## What you have to do
Reproduce each line exactly. Skip none.
....
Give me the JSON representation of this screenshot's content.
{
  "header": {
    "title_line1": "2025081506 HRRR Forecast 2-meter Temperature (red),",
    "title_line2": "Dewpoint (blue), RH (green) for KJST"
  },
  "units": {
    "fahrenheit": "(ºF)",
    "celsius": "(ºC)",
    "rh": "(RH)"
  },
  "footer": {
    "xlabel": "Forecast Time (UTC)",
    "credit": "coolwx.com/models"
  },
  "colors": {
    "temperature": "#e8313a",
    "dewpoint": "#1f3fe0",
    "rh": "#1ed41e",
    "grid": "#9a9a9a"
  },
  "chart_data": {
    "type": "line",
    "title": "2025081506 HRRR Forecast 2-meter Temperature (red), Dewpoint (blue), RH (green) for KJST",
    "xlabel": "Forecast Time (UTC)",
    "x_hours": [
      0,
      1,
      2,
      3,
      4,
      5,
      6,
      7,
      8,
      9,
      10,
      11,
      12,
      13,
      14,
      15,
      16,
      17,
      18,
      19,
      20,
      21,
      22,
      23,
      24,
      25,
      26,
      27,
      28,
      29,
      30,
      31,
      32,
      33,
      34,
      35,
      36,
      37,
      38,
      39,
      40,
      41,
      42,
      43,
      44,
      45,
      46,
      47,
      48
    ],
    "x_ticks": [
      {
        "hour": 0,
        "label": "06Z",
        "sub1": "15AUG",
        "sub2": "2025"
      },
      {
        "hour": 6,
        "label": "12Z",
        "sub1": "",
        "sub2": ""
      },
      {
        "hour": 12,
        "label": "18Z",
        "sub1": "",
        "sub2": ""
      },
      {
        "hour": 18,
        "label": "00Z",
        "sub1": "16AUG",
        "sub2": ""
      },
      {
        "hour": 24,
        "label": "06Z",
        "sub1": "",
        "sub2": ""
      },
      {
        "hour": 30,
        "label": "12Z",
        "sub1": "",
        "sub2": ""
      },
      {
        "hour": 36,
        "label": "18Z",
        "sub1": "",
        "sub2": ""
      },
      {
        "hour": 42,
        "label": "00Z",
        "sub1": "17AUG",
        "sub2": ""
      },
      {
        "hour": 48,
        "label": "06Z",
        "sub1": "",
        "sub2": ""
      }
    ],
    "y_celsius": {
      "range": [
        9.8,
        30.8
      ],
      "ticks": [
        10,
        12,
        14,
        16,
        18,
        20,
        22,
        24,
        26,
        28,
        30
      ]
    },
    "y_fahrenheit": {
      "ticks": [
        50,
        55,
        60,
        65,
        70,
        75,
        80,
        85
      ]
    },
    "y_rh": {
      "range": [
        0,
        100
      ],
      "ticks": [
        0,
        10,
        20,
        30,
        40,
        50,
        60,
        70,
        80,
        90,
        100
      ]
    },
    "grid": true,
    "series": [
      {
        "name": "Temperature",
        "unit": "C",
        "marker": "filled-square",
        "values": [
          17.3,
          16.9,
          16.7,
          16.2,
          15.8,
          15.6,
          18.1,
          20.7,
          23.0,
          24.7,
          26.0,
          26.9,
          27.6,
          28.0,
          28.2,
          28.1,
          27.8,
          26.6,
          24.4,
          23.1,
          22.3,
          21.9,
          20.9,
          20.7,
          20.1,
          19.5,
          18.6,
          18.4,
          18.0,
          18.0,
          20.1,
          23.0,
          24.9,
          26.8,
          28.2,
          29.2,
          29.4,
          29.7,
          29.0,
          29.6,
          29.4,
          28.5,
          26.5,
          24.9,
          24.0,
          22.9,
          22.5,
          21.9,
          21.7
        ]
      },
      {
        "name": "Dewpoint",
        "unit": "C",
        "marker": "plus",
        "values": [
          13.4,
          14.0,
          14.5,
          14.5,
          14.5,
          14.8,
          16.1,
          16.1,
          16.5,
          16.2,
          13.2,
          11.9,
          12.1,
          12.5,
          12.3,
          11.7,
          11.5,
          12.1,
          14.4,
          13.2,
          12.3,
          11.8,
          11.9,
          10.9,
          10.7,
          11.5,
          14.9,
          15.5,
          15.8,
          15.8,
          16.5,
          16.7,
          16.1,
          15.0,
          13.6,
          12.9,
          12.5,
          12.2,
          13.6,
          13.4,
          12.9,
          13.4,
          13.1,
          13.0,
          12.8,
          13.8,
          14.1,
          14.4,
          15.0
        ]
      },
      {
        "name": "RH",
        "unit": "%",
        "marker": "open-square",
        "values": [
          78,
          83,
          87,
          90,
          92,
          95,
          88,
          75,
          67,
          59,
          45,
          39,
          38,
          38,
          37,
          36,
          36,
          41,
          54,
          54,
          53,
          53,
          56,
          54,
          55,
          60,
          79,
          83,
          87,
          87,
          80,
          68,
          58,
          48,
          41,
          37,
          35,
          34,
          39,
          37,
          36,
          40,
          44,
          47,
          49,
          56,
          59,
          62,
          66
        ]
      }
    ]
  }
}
....
## Response to the task
Give me the JSON representation of this screenshot's content.
{
  "header": {
    "title_line1": "2025081506 HRRR Forecast 2-meter Temperature (red),",
    "title_line2": "Dewpoint (blue), RH (green) for KJST"
  },
  "units": {
    "fahrenheit": "(ºF)",
    "celsius": "(ºC)",
    "rh": "(RH)"
  },
  "footer": {
    "xlabel": "Forecast Time (UTC)",
    "credit": "coolwx.com/models"
  },
  "colors": {
    "temperature": "#e8313a",
    "dewpoint": "#1f3fe0",
    "rh": "#1ed41e",
    "grid": "#9a9a9a"
  },
  "chart_data": {
    "type": "line",
    "title": "2025081506 HRRR Forecast 2-meter Temperature (red), Dewpoint (blue), RH (green) for KJST",
    "xlabel": "Forecast Time (UTC)",
    "x_hours": [
      0,
      1,
      2,
      3,
      4,
      5,
      6,
      7,
      8,
      9,
      10,
      11,
      12,
      13,
      14,
      15,
      16,
      17,
      18,
      19,
      20,
      21,
      22,
      23,
      24,
      25,
      26,
      27,
      28,
      29,
      30,
      31,
      32,
      33,
      34,
      35,
      36,
      37,
      38,
      39,
      40,
      41,
      42,
      43,
      44,
      45,
      46,
      47,
      48
    ],
    "x_ticks": [
      {
        "hour": 0,
        "label": "06Z",
        "sub1": "15AUG",
        "sub2": "2025"
      },
      {
        "hour": 6,
        "label": "12Z",
        "sub1": "",
        "sub2": ""
      },
      {
        "hour": 12,
        "label": "18Z",
        "sub1": "",
        "sub2": ""
      },
      {
        "hour": 18,
        "label": "00Z",
        "sub1": "16AUG",
        "sub2": ""
      },
      {
        "hour": 24,
        "label": "06Z",
        "sub1": "",
        "sub2": ""
      },
      {
        "hour": 30,
        "label": "12Z",
        "sub1": "",
        "sub2": ""
      },
      {
        "hour": 36,
        "label": "18Z",
        "sub1": "",
        "sub2": ""
      },
      {
        "hour": 42,
        "label": "00Z",
        "sub1": "17AUG",
        "sub2": ""
      },
      {
        "hour": 48,
        "label": "06Z",
        "sub1": "",
        "sub2": ""
      }
    ],
    "y_celsius": {
      "range": [
        9.8,
        30.8
      ],
      "ticks": [
        10,
        12,
        14,
        16,
        18,
        20,
        22,
        24,
        26,
        28,
        30
      ]
    },
    "y_fahrenheit": {
      "ticks": [
        50,
        55,
        60,
        65,
        70,
        75,
        80,
        85
      ]
    },
    "y_rh": {
      "range": [
        0,
        100
      ],
      "ticks": [
        0,
        10,
        20,
        30,
        40,
        50,
        60,
        70,
        80,
        90,
        100
      ]
    },
    "grid": true,
    "series": [
      {
        "name": "Temperature",
        "unit": "C",
        "marker": "filled-square",
        "values": [
          17.3,
          16.9,
          16.7,
          16.2,
          15.8,
          15.6,
          18.1,
          20.7,
          23.0,
          24.7,
          26.0,
          26.9,
          27.6,
          28.0,
          28.2,
          28.1,
          27.8,
          26.6,
          24.4,
          23.1,
          22.3,
          21.9,
          20.9,
          20.7,
          20.1,
          19.5,
          18.6,
          18.4,
          18.0,
          18.0,
          20.1,
          23.0,
          24.9,
          26.8,
          28.2,
          29.2,
          29.4,
          29.7,
          29.0,
          29.6,
          29.4,
          28.5,
          26.5,
          24.9,
          24.0,
          22.9,
          22.5,
          21.9,
          21.7
        ]
      },
      {
        "name": "Dewpoint",
        "unit": "C",
        "marker": "plus",
        "values": [
          13.4,
          14.0,
          14.5,
          14.5,
          14.5,
          14.8,
          16.1,
          16.1,
          16.5,
          16.2,
          13.2,
          11.9,
          12.1,
          12.5,
          12.3,
          11.7,
          11.5,
          12.1,
          14.4,
          13.2,
          12.3,
          11.8,
          11.9,
          10.9,
          10.7,
          11.5,
          14.9,
          15.5,
          15.8,
          15.8,
          16.5,
          16.7,
          16.1,
          15.0,
          13.6,
          12.9,
          12.5,
          12.2,
          13.6,
          13.4,
          12.9,
          13.4,
          13.1,
          13.0,
          12.8,
          13.8,
          14.1,
          14.4,
          15.0
        ]
      },
      {
        "name": "RH",
        "unit": "%",
        "marker": "open-square",
        "values": [
          78,
          83,
          87,
          90,
          92,
          95,
          88,
          75,
          67,
          59,
          45,
          39,
          38,
          38,
          37,
          36,
          36,
          41,
          54,
          54,
          53,
          53,
          56,
          54,
          55,
          60,
          79,
          83,
          87,
          87,
          80,
          68,
          58,
          48,
          41,
          37,
          35,
          34,
          39,
          37,
          36,
          40,
          44,
          47,
          49,
          56,
          59,
          62,
          66
        ]
      }
    ]
  }
}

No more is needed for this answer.